--- Start of Data for processing ---
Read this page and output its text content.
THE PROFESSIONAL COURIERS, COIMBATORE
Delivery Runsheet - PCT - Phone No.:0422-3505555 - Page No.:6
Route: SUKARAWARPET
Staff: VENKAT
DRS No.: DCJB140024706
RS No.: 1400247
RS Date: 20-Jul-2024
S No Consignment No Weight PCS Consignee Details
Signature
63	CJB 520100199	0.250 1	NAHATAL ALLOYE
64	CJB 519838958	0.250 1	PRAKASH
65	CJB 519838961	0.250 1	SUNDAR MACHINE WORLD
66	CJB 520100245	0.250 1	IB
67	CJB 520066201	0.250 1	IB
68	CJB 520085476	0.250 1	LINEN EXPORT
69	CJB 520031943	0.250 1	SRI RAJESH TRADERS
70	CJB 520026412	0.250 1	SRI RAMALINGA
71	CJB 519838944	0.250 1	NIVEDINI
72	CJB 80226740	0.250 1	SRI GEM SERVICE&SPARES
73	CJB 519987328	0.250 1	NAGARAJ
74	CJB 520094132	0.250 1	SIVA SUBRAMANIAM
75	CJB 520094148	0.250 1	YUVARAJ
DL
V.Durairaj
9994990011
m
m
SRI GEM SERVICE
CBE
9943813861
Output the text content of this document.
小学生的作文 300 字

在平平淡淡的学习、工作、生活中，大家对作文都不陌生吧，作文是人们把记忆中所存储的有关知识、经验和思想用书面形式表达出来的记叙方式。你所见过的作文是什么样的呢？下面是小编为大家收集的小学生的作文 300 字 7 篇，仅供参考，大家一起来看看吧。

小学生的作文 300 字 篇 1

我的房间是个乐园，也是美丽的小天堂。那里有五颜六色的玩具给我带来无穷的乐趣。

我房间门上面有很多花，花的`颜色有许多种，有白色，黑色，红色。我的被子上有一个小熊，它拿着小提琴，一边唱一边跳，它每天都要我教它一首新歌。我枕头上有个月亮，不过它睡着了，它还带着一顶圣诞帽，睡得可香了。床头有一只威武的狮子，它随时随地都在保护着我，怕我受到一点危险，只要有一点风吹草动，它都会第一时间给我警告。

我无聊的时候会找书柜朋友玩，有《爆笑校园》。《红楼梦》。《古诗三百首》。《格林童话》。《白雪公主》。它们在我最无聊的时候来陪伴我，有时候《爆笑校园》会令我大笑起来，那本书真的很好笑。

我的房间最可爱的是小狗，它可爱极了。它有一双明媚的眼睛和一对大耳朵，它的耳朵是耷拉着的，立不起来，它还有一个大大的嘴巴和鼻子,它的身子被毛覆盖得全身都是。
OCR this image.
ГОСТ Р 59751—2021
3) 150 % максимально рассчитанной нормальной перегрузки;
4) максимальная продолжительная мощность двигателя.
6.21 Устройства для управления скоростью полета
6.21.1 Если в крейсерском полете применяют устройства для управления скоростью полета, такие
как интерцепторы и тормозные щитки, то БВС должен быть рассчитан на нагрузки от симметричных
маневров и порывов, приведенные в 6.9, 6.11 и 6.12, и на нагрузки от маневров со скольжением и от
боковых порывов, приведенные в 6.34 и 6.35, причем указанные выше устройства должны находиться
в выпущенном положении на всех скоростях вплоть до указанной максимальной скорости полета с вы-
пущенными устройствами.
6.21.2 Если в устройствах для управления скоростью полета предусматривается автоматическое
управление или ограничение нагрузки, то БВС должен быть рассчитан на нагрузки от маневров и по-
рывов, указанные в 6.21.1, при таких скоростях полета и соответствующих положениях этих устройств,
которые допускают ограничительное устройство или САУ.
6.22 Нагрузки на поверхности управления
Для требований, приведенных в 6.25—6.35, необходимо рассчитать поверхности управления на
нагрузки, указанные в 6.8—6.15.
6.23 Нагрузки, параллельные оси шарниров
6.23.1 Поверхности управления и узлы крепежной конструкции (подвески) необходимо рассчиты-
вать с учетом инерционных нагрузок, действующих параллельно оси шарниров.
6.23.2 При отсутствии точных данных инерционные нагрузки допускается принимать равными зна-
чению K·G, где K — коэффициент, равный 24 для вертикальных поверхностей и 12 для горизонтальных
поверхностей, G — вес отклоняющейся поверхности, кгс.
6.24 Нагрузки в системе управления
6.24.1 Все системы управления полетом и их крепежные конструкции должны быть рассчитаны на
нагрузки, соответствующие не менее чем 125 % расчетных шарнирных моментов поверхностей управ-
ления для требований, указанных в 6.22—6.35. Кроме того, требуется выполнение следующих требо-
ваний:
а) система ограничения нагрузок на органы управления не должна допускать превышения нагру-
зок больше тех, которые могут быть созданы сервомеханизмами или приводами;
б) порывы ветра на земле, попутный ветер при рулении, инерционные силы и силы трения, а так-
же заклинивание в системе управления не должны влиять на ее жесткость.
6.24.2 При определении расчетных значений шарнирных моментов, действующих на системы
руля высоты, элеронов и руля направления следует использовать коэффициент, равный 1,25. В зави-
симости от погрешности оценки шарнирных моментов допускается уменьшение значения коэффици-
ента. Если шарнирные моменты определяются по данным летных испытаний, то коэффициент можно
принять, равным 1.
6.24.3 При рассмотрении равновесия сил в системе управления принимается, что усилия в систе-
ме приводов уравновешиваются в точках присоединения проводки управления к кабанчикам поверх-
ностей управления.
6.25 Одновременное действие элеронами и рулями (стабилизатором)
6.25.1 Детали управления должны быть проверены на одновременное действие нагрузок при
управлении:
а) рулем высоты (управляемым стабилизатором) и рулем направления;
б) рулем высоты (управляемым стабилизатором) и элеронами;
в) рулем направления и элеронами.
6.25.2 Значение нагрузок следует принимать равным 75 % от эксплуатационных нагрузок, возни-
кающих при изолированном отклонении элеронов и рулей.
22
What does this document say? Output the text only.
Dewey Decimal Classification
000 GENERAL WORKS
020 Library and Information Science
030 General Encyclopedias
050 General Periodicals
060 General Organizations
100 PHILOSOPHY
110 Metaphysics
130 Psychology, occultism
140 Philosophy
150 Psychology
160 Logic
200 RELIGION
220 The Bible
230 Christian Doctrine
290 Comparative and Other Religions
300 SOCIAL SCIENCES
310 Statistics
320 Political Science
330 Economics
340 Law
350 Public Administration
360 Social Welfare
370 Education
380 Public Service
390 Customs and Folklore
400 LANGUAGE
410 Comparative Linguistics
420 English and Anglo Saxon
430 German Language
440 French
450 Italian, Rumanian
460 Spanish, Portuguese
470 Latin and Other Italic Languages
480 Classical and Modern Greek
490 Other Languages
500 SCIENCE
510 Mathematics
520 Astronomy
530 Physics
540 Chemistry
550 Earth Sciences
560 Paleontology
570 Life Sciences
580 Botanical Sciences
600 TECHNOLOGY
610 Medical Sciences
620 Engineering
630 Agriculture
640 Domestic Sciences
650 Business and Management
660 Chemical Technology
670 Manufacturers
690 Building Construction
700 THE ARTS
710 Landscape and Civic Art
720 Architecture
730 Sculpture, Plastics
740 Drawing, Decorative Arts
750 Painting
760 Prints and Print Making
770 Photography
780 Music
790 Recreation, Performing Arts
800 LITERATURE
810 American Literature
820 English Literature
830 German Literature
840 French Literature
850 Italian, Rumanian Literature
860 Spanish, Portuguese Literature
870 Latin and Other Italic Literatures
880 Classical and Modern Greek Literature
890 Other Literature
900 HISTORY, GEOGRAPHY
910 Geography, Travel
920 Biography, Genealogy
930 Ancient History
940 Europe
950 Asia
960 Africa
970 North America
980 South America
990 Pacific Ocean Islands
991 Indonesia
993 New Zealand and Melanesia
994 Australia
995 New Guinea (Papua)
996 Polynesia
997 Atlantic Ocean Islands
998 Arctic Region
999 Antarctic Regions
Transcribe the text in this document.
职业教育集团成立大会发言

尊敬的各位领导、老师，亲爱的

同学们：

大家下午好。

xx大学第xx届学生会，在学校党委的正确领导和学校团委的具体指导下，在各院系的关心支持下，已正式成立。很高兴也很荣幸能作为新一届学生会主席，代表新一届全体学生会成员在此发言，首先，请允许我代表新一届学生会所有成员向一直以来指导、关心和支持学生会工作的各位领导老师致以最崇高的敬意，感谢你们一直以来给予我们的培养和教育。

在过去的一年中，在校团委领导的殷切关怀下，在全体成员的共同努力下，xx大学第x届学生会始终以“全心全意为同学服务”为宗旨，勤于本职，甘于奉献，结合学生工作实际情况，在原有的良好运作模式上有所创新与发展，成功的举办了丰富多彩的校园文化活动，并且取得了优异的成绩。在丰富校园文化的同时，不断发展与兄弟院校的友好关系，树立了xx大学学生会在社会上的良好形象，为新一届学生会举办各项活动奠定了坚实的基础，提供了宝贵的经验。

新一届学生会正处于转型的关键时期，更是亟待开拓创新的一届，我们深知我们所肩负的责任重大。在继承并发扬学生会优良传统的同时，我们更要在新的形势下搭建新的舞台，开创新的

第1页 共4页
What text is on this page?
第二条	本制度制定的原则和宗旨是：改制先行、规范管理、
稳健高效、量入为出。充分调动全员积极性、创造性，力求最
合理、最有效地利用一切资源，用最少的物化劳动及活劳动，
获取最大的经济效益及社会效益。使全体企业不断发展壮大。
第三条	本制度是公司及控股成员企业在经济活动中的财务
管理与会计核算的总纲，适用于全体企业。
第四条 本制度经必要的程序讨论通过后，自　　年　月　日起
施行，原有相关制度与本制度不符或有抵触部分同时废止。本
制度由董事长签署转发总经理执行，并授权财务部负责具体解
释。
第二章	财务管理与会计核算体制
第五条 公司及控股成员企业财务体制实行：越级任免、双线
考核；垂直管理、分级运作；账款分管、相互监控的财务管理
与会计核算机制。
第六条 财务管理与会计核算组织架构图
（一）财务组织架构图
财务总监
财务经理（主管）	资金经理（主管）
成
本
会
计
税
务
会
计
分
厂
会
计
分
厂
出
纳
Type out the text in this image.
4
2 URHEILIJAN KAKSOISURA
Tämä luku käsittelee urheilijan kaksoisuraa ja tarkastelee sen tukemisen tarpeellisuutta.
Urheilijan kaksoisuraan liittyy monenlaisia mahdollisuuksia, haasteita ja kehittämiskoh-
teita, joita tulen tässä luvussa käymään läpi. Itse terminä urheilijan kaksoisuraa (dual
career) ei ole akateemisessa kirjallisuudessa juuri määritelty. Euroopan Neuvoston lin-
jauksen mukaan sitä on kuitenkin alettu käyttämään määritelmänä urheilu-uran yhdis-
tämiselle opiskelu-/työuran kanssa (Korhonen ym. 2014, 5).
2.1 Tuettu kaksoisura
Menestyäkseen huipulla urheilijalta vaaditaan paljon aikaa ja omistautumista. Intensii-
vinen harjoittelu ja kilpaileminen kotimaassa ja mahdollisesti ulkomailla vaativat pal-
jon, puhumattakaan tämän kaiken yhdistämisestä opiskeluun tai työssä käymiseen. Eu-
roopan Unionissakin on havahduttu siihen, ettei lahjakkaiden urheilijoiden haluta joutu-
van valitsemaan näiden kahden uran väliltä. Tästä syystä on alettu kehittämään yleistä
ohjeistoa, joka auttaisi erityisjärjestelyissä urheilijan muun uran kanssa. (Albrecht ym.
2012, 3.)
--- End of Data for processing ---
→ Problem to solve
Go through the entries above and copy every line containing "действующих".

→ Solution for this task
вать с учетом инерционных нагрузок, действующих параллельно оси шарниров.
6.24.2 При определении расчетных значений шарнирных моментов, действующих на системы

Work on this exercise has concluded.